WRITTEN EXERCISE: Take the data that follows and retype it word for word.

— Start THE DATA —

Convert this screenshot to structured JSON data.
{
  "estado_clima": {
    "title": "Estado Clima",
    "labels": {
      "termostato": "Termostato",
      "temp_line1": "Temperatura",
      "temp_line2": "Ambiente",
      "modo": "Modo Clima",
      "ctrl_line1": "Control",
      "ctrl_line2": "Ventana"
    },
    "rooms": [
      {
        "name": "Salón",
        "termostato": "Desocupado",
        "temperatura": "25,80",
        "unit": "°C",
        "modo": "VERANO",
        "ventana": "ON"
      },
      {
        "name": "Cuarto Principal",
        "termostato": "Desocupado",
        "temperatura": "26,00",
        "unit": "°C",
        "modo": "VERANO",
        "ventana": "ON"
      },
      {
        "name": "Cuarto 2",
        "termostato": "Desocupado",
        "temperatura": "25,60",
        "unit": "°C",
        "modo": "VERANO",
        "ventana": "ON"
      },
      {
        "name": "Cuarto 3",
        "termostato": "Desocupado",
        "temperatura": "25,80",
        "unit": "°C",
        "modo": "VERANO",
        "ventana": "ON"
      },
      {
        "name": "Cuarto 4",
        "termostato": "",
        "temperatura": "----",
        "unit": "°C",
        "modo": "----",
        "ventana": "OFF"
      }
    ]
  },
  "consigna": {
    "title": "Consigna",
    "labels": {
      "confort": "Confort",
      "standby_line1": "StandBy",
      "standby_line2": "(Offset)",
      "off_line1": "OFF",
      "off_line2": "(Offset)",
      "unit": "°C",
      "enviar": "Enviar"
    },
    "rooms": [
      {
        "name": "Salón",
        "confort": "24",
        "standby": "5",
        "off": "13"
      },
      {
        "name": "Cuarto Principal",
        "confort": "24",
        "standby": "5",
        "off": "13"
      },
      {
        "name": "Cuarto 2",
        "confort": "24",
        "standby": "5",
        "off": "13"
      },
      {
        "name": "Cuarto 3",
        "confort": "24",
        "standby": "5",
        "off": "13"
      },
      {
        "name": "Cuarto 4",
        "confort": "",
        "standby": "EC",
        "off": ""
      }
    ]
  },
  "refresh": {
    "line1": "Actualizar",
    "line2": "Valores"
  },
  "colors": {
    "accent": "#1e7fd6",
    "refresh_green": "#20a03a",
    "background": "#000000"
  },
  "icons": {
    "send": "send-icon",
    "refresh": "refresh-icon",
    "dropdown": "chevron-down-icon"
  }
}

— End THE DATA —

ANSWER TO THIS PROBLEM:
Convert this screenshot to structured JSON data.
{
  "estado_clima": {
    "title": "Estado Clima",
    "labels": {
      "termostato": "Termostato",
      "temp_line1": "Temperatura",
      "temp_line2": "Ambiente",
      "modo": "Modo Clima",
      "ctrl_line1": "Control",
      "ctrl_line2": "Ventana"
    },
    "rooms": [
      {
        "name": "Salón",
        "termostato": "Desocupado",
        "temperatura": "25,80",
        "unit": "°C",
        "modo": "VERANO",
        "ventana": "ON"
      },
      {
        "name": "Cuarto Principal",
        "termostato": "Desocupado",
        "temperatura": "26,00",
        "unit": "°C",
        "modo": "VERANO",
        "ventana": "ON"
      },
      {
        "name": "Cuarto 2",
        "termostato": "Desocupado",
        "temperatura": "25,60",
        "unit": "°C",
        "modo": "VERANO",
        "ventana": "ON"
      },
      {
        "name": "Cuarto 3",
        "termostato": "Desocupado",
        "temperatura": "25,80",
        "unit": "°C",
        "modo": "VERANO",
        "ventana": "ON"
      },
      {
        "name": "Cuarto 4",
        "termostato": "",
        "temperatura": "----",
        "unit": "°C",
        "modo": "----",
        "ventana": "OFF"
      }
    ]
  },
  "consigna": {
    "title": "Consigna",
    "labels": {
      "confort": "Confort",
      "standby_line1": "StandBy",
      "standby_line2": "(Offset)",
      "off_line1": "OFF",
      "off_line2": "(Offset)",
      "unit": "°C",
      "enviar": "Enviar"
    },
    "rooms": [
      {
        "name": "Salón",
        "confort": "24",
        "standby": "5",
        "off": "13"
      },
      {
        "name": "Cuarto Principal",
        "confort": "24",
        "standby": "5",
        "off": "13"
      },
      {
        "name": "Cuarto 2",
        "confort": "24",
        "standby": "5",
        "off": "13"
      },
      {
        "name": "Cuarto 3",
        "confort": "24",
        "standby": "5",
        "off": "13"
      },
      {
        "name": "Cuarto 4",
        "confort": "",
        "standby": "EC",
        "off": ""
      }
    ]
  },
  "refresh": {
    "line1": "Actualizar",
    "line2": "Valores"
  },
  "colors": {
    "accent": "#1e7fd6",
    "refresh_green": "#20a03a",
    "background": "#000000"
  },
  "icons": {
    "send": "send-icon",
    "refresh": "refresh-icon",
    "dropdown": "chevron-down-icon"
  }
}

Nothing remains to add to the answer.